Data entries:
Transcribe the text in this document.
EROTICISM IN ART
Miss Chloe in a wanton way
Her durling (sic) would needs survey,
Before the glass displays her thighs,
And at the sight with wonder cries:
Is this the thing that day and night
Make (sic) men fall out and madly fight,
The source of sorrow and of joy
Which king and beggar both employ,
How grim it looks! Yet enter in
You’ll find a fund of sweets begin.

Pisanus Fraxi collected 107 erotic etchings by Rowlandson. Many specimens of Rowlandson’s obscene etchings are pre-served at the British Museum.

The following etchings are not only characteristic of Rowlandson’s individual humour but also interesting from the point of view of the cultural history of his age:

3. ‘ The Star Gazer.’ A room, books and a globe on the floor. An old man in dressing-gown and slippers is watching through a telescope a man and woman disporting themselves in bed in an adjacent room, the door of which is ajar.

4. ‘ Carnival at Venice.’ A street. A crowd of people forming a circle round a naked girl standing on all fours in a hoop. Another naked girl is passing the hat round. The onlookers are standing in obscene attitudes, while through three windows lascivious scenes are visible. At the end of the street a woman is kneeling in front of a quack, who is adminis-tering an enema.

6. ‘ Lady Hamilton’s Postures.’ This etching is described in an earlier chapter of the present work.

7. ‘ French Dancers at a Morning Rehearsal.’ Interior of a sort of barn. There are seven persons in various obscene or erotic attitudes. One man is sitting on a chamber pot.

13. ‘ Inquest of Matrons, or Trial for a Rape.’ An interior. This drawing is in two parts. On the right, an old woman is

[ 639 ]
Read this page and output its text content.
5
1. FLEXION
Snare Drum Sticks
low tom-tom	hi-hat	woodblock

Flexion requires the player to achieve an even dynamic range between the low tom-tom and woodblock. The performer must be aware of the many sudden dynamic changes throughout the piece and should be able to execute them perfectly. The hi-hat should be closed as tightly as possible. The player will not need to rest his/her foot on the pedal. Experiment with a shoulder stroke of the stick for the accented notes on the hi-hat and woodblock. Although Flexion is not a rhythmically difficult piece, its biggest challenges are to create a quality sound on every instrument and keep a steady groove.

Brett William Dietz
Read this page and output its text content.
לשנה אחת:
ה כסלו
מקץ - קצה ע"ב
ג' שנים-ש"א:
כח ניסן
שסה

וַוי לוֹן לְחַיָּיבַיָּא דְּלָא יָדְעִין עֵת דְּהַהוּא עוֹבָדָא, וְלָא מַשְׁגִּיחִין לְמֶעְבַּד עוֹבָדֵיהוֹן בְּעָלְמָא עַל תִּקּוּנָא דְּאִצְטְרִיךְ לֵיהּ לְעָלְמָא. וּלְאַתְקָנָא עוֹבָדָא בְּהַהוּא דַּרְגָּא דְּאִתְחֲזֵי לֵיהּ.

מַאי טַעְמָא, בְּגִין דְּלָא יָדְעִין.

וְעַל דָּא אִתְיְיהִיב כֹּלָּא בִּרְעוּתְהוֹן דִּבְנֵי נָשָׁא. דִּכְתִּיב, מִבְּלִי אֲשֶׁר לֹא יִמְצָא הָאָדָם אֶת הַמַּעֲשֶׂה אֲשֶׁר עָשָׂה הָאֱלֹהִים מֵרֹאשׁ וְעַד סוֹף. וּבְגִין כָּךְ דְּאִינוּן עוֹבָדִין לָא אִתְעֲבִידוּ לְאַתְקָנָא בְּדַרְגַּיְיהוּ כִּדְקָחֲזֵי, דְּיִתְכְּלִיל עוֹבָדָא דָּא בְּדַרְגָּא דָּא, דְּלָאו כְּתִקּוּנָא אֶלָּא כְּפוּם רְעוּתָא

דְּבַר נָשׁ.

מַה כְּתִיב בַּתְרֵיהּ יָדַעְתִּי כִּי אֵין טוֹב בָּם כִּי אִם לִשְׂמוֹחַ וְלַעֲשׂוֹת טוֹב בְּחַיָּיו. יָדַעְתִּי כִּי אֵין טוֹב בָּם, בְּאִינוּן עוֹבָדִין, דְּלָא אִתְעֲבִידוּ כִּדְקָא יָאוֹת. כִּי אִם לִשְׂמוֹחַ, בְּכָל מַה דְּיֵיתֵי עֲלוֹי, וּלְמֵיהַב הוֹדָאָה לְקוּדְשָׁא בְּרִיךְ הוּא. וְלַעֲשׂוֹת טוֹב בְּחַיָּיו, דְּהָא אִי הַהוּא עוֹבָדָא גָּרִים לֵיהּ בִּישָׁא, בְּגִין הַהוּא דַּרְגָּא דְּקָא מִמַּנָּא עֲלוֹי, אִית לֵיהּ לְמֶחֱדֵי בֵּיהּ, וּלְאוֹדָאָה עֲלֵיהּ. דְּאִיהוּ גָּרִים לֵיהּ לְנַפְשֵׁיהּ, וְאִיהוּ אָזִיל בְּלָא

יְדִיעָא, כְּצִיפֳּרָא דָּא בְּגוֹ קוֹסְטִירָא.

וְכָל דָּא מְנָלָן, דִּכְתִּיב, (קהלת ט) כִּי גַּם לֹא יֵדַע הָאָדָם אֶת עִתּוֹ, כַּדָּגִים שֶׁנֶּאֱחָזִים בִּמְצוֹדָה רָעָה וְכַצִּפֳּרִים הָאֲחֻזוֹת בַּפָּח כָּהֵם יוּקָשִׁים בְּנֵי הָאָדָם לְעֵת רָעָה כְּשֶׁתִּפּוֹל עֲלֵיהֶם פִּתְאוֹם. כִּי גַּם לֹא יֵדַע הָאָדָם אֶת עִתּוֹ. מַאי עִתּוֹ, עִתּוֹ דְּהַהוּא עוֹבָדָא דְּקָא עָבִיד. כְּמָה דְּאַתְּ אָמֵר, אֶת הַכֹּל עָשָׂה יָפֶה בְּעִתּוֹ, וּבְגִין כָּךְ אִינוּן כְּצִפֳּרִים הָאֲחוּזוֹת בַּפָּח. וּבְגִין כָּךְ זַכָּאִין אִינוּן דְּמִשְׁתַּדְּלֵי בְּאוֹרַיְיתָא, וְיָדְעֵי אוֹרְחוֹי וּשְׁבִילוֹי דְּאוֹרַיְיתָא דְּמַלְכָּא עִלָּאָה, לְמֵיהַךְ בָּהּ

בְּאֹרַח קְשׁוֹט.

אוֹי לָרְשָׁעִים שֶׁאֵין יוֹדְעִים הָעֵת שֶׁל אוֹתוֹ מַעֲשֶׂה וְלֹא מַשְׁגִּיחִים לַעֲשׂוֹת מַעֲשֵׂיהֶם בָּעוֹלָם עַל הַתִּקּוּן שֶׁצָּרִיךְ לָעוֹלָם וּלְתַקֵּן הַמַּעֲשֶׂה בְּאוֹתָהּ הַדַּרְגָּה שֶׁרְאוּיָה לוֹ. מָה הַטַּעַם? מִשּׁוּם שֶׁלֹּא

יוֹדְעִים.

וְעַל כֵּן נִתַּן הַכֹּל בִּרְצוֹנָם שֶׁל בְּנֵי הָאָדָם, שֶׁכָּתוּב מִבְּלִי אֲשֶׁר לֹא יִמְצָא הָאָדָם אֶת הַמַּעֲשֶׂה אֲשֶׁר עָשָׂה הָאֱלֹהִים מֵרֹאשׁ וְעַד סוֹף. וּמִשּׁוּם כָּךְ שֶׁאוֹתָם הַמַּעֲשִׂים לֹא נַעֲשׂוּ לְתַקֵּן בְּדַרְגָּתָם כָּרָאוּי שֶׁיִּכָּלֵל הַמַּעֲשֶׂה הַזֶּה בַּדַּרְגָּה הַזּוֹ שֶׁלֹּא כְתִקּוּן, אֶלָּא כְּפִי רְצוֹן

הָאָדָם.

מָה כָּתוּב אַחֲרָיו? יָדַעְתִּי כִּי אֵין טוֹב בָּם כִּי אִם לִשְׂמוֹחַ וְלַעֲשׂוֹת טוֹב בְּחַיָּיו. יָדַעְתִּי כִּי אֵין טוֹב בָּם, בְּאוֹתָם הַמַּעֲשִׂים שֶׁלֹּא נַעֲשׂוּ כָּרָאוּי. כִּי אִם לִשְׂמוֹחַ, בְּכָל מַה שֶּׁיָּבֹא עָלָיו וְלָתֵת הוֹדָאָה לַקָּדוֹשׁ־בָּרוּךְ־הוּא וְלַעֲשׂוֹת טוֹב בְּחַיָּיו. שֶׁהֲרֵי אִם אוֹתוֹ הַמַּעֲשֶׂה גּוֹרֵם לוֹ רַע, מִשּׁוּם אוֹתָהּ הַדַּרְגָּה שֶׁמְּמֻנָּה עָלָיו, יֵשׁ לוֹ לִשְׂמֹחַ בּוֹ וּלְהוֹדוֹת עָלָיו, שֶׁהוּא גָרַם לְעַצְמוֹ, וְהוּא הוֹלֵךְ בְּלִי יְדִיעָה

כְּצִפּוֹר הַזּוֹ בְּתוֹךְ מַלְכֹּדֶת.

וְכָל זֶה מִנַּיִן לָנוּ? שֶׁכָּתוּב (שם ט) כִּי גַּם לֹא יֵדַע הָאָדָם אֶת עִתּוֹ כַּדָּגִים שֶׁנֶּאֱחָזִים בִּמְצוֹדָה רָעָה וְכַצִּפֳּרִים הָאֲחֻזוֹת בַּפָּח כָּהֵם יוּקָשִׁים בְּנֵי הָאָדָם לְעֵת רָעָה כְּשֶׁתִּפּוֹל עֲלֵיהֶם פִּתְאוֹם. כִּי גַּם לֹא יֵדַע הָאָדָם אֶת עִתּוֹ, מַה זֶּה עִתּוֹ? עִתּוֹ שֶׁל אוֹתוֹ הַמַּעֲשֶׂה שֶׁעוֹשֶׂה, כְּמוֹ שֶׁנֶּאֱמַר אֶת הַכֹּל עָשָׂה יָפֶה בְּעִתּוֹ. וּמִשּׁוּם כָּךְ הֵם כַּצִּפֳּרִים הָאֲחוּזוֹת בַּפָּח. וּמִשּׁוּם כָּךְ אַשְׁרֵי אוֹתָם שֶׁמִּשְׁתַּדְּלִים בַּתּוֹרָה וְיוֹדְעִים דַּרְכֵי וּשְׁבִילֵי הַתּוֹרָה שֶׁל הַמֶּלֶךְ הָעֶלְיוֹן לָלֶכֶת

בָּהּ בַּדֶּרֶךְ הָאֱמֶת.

### Directions for this task
Copy out all lines from the material above that contain the string "Rowlandson".

### Problem solution
Pisanus Fraxi collected 107 erotic etchings by Rowlandson. Many specimens of Rowlandson’s obscene etchings are pre-served at the British Museum.
The following etchings are not only characteristic of Rowlandson’s individual humour but also interesting from the point of view of the cultural history of his age:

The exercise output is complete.